*** Available records

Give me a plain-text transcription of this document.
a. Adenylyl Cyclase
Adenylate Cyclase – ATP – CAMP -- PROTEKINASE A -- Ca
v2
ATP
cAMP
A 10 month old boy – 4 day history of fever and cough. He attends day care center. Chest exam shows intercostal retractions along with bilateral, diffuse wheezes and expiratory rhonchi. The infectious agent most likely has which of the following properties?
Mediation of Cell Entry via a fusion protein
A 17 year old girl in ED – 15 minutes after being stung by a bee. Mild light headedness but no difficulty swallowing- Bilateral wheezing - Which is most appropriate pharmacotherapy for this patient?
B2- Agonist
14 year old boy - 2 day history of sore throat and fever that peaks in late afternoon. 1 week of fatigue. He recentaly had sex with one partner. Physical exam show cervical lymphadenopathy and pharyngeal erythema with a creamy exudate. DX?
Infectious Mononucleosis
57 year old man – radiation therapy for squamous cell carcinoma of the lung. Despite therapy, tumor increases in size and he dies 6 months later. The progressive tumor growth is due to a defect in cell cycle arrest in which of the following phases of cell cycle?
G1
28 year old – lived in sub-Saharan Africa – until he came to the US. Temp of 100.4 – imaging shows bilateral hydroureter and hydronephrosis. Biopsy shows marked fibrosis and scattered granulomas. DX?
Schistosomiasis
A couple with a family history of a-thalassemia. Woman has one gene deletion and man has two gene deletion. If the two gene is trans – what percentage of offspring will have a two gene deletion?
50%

******

## Task directions
Lines holding "Cyclase" in the material above are to be reported.

## Completed exercise
a. Adenylyl Cyclase
Adenylate Cyclase – ATP – CAMP -- PROTEKINASE A -- Ca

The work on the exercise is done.